• [PISTES D'EXPLORATION]
[1] Recopiez le passage du discours qui commence aux mots « Je suis sûr » et s'arrête après « en ce moment. ».
[2] Dans le discours, quel membre du cabinet du 1er mars a accepté complètement à la tribune la responsabilité de ses actes ?

• [EXTRAIT DU TEXTE]

======

Je suis sûr que les honorables membres du cabinet du 1er mars ne me démentiront pas. Tout à l'heure l'un d'entre eux, l'honorable M. de Rémusat, à cette tribune, acceptait complétement la responsabilité de ses actes. Je l'en honore et l'en remercie.

C'est là le gouvernement constitutionnel; ainsi tombent toutes les insinuations, toutes les attaques indirectes que je viens repousser en ce moment.

Savez-vous ce qu'il arrive de ces attaques? Comme vous l'avez entendu hier dans le discours de l'honorable M. Berryer, on commence par vous dire, «que les actes ne sont pas les actes des ministres;» et puis on vous dit: «Ce ne sont pas ceux de la France, ce n'est pas de la France qu'on parle, à la France qu'on pense.»

======

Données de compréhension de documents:

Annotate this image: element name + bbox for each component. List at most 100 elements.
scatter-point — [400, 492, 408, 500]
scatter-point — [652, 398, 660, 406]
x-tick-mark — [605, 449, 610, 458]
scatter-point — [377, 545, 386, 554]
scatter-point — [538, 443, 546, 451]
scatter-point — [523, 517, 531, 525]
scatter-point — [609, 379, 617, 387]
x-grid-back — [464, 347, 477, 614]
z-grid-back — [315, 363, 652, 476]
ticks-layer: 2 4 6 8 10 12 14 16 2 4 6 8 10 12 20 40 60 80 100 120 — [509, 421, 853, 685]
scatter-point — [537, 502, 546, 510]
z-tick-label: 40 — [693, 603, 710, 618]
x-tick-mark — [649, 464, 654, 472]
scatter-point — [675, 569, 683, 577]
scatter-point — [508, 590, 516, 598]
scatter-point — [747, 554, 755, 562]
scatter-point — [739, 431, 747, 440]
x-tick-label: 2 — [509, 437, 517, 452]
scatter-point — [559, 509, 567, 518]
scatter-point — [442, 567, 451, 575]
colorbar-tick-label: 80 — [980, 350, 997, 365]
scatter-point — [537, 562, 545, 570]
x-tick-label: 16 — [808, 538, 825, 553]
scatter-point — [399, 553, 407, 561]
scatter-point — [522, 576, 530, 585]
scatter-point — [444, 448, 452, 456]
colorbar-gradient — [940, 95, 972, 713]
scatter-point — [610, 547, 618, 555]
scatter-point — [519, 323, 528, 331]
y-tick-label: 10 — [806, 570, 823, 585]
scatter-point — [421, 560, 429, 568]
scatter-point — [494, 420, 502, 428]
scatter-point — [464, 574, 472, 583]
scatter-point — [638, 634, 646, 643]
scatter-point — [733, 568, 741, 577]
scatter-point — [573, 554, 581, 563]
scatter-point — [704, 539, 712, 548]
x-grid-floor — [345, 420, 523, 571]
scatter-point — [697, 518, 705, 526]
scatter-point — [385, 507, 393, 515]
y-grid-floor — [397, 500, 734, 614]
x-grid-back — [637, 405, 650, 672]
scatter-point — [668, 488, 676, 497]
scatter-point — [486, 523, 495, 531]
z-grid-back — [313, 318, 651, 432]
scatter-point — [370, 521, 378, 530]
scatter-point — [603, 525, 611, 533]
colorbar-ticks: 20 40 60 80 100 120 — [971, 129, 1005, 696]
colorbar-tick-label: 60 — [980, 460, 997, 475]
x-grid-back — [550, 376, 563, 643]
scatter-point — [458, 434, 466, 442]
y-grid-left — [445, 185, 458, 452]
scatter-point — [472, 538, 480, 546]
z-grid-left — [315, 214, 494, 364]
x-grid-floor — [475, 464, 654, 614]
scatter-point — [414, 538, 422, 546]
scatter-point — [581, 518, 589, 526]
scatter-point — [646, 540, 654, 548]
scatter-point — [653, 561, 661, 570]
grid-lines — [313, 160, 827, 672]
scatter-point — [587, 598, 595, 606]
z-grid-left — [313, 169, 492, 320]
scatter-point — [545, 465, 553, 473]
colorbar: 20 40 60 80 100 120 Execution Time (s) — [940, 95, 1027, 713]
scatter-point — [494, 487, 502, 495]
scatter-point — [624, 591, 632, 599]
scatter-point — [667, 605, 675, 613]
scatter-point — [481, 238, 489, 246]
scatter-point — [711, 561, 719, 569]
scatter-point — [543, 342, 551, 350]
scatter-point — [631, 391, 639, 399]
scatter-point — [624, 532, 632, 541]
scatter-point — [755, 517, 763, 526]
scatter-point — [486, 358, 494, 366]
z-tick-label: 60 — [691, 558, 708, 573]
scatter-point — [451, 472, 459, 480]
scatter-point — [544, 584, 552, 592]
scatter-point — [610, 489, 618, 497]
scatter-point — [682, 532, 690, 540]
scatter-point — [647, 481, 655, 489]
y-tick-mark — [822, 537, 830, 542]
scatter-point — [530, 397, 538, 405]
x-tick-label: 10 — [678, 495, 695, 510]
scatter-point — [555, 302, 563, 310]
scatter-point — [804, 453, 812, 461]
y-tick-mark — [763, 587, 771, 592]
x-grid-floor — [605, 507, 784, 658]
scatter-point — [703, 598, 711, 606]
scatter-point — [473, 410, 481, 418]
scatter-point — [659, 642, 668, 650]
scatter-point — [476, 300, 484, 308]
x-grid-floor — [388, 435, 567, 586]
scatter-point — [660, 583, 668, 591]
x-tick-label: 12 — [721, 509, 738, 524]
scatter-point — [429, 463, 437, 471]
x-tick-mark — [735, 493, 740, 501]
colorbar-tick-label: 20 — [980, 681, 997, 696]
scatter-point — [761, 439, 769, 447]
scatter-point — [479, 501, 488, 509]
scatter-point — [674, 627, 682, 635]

======

• [CORRIGÉ DES TÂCHES]
[1]
Je suis sûr que les honorables membres du cabinet du 1er mars ne me démentiront pas. Tout à l'heure l'un d'entre eux, l'honorable M. de Rémusat, à cette tribune, acceptait complétement la responsabilité de ses actes. Je l'en honore et l'en remercie.

C'est là le gouvernement constitutionnel; ainsi tombent toutes les insinuations, toutes les attaques indirectes que je viens repousser en ce moment.

[2] L'honorable M. de Rémusat.